Figure collection entries
════════
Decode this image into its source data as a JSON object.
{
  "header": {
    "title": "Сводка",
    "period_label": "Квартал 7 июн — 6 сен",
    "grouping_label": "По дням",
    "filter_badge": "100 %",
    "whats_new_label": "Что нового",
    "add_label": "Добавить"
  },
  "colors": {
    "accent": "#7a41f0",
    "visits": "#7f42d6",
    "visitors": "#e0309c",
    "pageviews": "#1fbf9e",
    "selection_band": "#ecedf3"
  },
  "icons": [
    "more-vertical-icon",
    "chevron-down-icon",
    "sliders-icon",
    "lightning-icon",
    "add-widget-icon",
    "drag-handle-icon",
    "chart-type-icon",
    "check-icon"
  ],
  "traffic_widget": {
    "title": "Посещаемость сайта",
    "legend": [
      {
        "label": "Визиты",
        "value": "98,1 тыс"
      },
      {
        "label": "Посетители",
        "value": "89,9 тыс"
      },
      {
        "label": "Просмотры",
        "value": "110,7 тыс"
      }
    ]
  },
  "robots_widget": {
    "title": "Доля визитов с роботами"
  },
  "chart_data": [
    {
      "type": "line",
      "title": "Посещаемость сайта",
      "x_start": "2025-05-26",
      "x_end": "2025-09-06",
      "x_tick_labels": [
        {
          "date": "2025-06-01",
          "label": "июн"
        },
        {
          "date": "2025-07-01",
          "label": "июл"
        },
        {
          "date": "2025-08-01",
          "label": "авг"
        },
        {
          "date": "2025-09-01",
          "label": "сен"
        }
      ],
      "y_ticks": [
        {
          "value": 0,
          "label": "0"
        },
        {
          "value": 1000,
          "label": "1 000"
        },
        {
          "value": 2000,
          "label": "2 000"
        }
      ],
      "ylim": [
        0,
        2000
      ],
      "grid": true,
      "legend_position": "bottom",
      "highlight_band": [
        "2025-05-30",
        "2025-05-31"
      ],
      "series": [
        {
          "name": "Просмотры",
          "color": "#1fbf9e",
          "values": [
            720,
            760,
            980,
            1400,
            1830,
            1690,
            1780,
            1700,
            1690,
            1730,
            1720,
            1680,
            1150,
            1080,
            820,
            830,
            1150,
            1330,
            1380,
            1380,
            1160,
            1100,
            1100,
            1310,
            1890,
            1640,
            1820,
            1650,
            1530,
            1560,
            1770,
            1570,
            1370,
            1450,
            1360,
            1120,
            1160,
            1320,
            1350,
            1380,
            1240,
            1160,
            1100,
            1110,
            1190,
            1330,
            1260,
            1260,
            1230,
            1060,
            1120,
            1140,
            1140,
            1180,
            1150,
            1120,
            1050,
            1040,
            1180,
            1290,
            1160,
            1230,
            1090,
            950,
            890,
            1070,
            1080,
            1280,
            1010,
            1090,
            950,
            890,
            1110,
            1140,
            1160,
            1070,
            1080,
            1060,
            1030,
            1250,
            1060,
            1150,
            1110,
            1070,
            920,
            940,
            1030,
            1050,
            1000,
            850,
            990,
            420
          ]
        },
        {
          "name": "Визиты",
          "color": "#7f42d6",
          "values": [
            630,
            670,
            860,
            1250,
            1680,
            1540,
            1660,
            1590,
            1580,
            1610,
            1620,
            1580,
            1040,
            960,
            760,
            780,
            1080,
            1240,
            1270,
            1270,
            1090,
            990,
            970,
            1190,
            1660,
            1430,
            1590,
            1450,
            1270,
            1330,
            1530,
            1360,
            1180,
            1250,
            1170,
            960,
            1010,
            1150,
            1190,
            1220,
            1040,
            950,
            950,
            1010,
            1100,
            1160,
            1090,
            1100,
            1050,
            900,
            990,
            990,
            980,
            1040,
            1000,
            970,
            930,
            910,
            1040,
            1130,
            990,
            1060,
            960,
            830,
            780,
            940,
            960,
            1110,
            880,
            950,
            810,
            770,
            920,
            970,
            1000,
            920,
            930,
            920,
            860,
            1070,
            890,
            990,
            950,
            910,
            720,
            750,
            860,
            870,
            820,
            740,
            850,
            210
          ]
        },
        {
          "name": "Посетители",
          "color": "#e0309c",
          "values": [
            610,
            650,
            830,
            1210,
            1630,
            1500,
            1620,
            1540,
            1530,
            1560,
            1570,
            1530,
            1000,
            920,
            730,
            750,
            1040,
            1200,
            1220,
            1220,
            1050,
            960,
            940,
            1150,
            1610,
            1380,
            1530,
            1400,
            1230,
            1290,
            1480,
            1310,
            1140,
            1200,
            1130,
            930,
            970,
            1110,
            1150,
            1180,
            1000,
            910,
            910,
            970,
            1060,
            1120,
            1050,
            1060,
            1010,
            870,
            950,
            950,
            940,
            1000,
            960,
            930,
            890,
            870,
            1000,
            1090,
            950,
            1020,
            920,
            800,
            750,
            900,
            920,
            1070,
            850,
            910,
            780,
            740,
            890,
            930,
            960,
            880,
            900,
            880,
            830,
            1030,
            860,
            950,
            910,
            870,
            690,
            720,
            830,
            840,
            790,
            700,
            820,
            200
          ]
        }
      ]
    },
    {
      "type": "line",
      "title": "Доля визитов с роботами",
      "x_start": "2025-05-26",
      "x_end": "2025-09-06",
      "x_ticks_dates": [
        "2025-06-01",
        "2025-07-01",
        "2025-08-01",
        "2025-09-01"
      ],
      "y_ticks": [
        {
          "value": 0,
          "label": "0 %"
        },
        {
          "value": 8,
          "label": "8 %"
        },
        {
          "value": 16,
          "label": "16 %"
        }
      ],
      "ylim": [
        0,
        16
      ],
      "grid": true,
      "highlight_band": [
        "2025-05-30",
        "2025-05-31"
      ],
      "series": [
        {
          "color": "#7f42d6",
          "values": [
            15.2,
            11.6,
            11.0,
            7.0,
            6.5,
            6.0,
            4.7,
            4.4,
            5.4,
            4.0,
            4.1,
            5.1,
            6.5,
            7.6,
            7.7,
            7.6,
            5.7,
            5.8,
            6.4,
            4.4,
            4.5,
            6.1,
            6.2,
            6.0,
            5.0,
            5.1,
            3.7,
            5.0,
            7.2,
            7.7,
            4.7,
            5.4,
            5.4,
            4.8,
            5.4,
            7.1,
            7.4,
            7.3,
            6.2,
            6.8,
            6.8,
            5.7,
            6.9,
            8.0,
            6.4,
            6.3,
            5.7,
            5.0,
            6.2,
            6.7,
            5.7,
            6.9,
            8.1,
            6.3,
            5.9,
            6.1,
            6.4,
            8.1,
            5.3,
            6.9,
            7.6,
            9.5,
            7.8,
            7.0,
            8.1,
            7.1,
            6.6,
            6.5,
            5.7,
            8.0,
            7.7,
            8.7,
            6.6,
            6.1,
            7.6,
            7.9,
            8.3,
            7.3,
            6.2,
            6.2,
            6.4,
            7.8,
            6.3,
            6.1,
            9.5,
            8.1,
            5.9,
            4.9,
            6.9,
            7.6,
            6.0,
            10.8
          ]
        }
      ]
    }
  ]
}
════════
### Written problem
Extract all of the data shown above and repeat it verbatim.

### Expected output
Decode this image into its source data as a JSON object.
{
  "header": {
    "title": "Сводка",
    "period_label": "Квартал 7 июн — 6 сен",
    "grouping_label": "По дням",
    "filter_badge": "100 %",
    "whats_new_label": "Что нового",
    "add_label": "Добавить"
  },
  "colors": {
    "accent": "#7a41f0",
    "visits": "#7f42d6",
    "visitors": "#e0309c",
    "pageviews": "#1fbf9e",
    "selection_band": "#ecedf3"
  },
  "icons": [
    "more-vertical-icon",
    "chevron-down-icon",
    "sliders-icon",
    "lightning-icon",
    "add-widget-icon",
    "drag-handle-icon",
    "chart-type-icon",
    "check-icon"
  ],
  "traffic_widget": {
    "title": "Посещаемость сайта",
    "legend": [
      {
        "label": "Визиты",
        "value": "98,1 тыс"
      },
      {
        "label": "Посетители",
        "value": "89,9 тыс"
      },
      {
        "label": "Просмотры",
        "value": "110,7 тыс"
      }
    ]
  },
  "robots_widget": {
    "title": "Доля визитов с роботами"
  },
  "chart_data": [
    {
      "type": "line",
      "title": "Посещаемость сайта",
      "x_start": "2025-05-26",
      "x_end": "2025-09-06",
      "x_tick_labels": [
        {
          "date": "2025-06-01",
          "label": "июн"
        },
        {
          "date": "2025-07-01",
          "label": "июл"
        },
        {
          "date": "2025-08-01",
          "label": "авг"
        },
        {
          "date": "2025-09-01",
          "label": "сен"
        }
      ],
      "y_ticks": [
        {
          "value": 0,
          "label": "0"
        },
        {
          "value": 1000,
          "label": "1 000"
        },
        {
          "value": 2000,
          "label": "2 000"
        }
      ],
      "ylim": [
        0,
        2000
      ],
      "grid": true,
      "legend_position": "bottom",
      "highlight_band": [
        "2025-05-30",
        "2025-05-31"
      ],
      "series": [
        {
          "name": "Просмотры",
          "color": "#1fbf9e",
          "values": [
            720,
            760,
            980,
            1400,
            1830,
            1690,
            1780,
            1700,
            1690,
            1730,
            1720,
            1680,
            1150,
            1080,
            820,
            830,
            1150,
            1330,
            1380,
            1380,
            1160,
            1100,
            1100,
            1310,
            1890,
            1640,
            1820,
            1650,
            1530,
            1560,
            1770,
            1570,
            1370,
            1450,
            1360,
            1120,
            1160,
            1320,
            1350,
            1380,
            1240,
            1160,
            1100,
            1110,
            1190,
            1330,
            1260,
            1260,
            1230,
            1060,
            1120,
            1140,
            1140,
            1180,
            1150,
            1120,
            1050,
            1040,
            1180,
            1290,
            1160,
            1230,
            1090,
            950,
            890,
            1070,
            1080,
            1280,
            1010,
            1090,
            950,
            890,
            1110,
            1140,
            1160,
            1070,
            1080,
            1060,
            1030,
            1250,
            1060,
            1150,
            1110,
            1070,
            920,
            940,
            1030,
            1050,
            1000,
            850,
            990,
            420
          ]
        },
        {
          "name": "Визиты",
          "color": "#7f42d6",
          "values": [
            630,
            670,
            860,
            1250,
            1680,
            1540,
            1660,
            1590,
            1580,
            1610,
            1620,
            1580,
            1040,
            960,
            760,
            780,
            1080,
            1240,
            1270,
            1270,
            1090,
            990,
            970,
            1190,
            1660,
            1430,
            1590,
            1450,
            1270,
            1330,
            1530,
            1360,
            1180,
            1250,
            1170,
            960,
            1010,
            1150,
            1190,
            1220,
            1040,
            950,
            950,
            1010,
            1100,
            1160,
            1090,
            1100,
            1050,
            900,
            990,
            990,
            980,
            1040,
            1000,
            970,
            930,
            910,
            1040,
            1130,
            990,
            1060,
            960,
            830,
            780,
            940,
            960,
            1110,
            880,
            950,
            810,
            770,
            920,
            970,
            1000,
            920,
            930,
            920,
            860,
            1070,
            890,
            990,
            950,
            910,
            720,
            750,
            860,
            870,
            820,
            740,
            850,
            210
          ]
        },
        {
          "name": "Посетители",
          "color": "#e0309c",
          "values": [
            610,
            650,
            830,
            1210,
            1630,
            1500,
            1620,
            1540,
            1530,
            1560,
            1570,
            1530,
            1000,
            920,
            730,
            750,
            1040,
            1200,
            1220,
            1220,
            1050,
            960,
            940,
            1150,
            1610,
            1380,
            1530,
            1400,
            1230,
            1290,
            1480,
            1310,
            1140,
            1200,
            1130,
            930,
            970,
            1110,
            1150,
            1180,
            1000,
            910,
            910,
            970,
            1060,
            1120,
            1050,
            1060,
            1010,
            870,
            950,
            950,
            940,
            1000,
            960,
            930,
            890,
            870,
            1000,
            1090,
            950,
            1020,
            920,
            800,
            750,
            900,
            920,
            1070,
            850,
            910,
            780,
            740,
            890,
            930,
            960,
            880,
            900,
            880,
            830,
            1030,
            860,
            950,
            910,
            870,
            690,
            720,
            830,
            840,
            790,
            700,
            820,
            200
          ]
        }
      ]
    },
    {
      "type": "line",
      "title": "Доля визитов с роботами",
      "x_start": "2025-05-26",
      "x_end": "2025-09-06",
      "x_ticks_dates": [
        "2025-06-01",
        "2025-07-01",
        "2025-08-01",
        "2025-09-01"
      ],
      "y_ticks": [
        {
          "value": 0,
          "label": "0 %"
        },
        {
          "value": 8,
          "label": "8 %"
        },
        {
          "value": 16,
          "label": "16 %"
        }
      ],
      "ylim": [
        0,
        16
      ],
      "grid": true,
      "highlight_band": [
        "2025-05-30",
        "2025-05-31"
      ],
      "series": [
        {
          "color": "#7f42d6",
          "values": [
            15.2,
            11.6,
            11.0,
            7.0,
            6.5,
            6.0,
            4.7,
            4.4,
            5.4,
            4.0,
            4.1,
            5.1,
            6.5,
            7.6,
            7.7,
            7.6,
            5.7,
            5.8,
            6.4,
            4.4,
            4.5,
            6.1,
            6.2,
            6.0,
            5.0,
            5.1,
            3.7,
            5.0,
            7.2,
            7.7,
            4.7,
            5.4,
            5.4,
            4.8,
            5.4,
            7.1,
            7.4,
            7.3,
            6.2,
            6.8,
            6.8,
            5.7,
            6.9,
            8.0,
            6.4,
            6.3,
            5.7,
            5.0,
            6.2,
            6.7,
            5.7,
            6.9,
            8.1,
            6.3,
            5.9,
            6.1,
            6.4,
            8.1,
            5.3,
            6.9,
            7.6,
            9.5,
            7.8,
            7.0,
            8.1,
            7.1,
            6.6,
            6.5,
            5.7,
            8.0,
            7.7,
            8.7,
            6.6,
            6.1,
            7.6,
            7.9,
            8.3,
            7.3,
            6.2,
            6.2,
            6.4,
            7.8,
            6.3,
            6.1,
            9.5,
            8.1,
            5.9,
            4.9,
            6.9,
            7.6,
            6.0,
            10.8
          ]
        }
      ]
    }
  ]
}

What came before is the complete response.